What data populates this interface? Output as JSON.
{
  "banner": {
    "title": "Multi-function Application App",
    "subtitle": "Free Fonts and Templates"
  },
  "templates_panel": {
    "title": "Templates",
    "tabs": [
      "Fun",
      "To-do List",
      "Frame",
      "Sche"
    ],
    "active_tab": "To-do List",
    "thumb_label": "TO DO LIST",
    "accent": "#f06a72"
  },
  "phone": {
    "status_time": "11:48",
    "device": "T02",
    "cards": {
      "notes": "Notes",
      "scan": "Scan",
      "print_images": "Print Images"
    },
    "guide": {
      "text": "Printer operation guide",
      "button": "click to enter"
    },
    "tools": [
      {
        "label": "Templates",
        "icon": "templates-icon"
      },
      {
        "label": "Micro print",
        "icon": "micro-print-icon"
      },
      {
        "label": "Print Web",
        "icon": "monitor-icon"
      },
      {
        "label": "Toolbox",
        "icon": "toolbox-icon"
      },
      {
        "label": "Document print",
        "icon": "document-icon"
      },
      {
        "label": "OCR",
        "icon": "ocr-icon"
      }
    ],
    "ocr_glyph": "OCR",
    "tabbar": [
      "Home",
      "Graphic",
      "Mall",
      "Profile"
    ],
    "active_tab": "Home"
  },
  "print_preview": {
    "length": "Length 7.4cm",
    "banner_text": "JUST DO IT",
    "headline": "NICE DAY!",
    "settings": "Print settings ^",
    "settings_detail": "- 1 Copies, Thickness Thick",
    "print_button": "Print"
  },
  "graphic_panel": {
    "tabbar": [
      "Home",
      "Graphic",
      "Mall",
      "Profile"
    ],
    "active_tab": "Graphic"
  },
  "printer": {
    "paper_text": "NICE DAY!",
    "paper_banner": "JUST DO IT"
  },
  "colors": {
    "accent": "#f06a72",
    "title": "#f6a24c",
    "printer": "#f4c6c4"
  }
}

+-------+

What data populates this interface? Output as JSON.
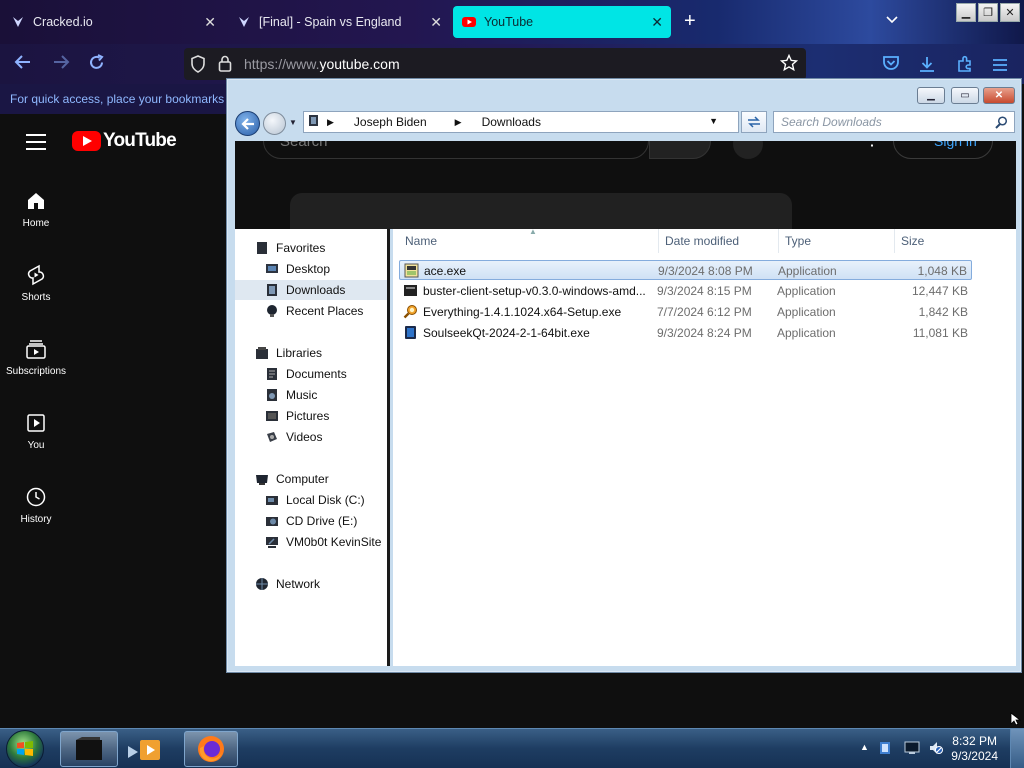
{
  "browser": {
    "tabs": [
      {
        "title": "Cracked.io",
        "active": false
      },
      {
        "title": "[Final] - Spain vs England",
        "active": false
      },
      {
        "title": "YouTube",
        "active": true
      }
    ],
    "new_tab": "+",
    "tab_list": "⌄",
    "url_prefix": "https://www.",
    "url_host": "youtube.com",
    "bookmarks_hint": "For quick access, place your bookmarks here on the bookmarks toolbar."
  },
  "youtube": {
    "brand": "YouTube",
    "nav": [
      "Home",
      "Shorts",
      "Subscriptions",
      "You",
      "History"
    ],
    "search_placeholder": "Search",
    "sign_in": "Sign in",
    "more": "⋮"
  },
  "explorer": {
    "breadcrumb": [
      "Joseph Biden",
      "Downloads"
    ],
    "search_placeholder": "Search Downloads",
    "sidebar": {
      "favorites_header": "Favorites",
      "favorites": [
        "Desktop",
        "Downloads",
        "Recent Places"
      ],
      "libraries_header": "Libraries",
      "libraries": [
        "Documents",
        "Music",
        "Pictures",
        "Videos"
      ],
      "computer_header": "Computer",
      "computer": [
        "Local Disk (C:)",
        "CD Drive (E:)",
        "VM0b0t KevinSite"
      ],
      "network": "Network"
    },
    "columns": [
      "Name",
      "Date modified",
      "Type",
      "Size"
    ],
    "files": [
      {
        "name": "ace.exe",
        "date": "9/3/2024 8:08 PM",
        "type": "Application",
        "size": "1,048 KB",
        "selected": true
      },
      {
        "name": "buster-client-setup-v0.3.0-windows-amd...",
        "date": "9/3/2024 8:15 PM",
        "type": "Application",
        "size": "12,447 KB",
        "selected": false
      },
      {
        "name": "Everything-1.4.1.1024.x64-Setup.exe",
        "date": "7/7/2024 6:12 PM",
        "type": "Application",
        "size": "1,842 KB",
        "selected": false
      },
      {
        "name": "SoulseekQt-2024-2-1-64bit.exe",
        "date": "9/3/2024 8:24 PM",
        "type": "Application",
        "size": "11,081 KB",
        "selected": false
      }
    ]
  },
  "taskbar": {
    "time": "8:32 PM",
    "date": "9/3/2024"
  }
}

+-------+

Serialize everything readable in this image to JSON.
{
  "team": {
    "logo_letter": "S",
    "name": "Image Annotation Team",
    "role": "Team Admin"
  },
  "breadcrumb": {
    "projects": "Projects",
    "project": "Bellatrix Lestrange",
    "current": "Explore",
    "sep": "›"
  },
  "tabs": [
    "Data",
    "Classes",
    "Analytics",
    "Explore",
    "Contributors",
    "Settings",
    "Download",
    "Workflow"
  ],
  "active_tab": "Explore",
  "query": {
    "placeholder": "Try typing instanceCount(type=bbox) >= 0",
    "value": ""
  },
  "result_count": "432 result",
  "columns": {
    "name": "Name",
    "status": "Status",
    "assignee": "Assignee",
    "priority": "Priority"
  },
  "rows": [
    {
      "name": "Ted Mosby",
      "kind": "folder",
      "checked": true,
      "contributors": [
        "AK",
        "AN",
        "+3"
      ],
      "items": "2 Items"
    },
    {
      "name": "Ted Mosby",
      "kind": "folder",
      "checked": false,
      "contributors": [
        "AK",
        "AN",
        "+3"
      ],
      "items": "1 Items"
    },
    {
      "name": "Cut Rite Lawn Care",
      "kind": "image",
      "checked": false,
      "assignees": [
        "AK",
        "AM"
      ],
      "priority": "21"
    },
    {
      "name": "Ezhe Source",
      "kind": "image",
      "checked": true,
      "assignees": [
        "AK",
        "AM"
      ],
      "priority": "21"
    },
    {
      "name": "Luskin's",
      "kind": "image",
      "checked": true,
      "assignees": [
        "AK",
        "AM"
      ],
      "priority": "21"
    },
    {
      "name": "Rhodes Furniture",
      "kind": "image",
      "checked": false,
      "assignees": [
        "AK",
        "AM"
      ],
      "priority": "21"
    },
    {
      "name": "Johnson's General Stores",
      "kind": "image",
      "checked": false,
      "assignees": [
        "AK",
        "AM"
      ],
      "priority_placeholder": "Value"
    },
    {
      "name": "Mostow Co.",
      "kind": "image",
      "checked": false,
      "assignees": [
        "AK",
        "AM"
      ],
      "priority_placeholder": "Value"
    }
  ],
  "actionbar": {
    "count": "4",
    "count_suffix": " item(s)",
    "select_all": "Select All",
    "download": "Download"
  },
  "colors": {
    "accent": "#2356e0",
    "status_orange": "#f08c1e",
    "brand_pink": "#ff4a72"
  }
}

+-------+

[To do]: Pull out the lines above in which the word "Downloads" appears.

[Complete answer]:
      "Downloads"
    "search_placeholder": "Search Downloads",
        "Downloads",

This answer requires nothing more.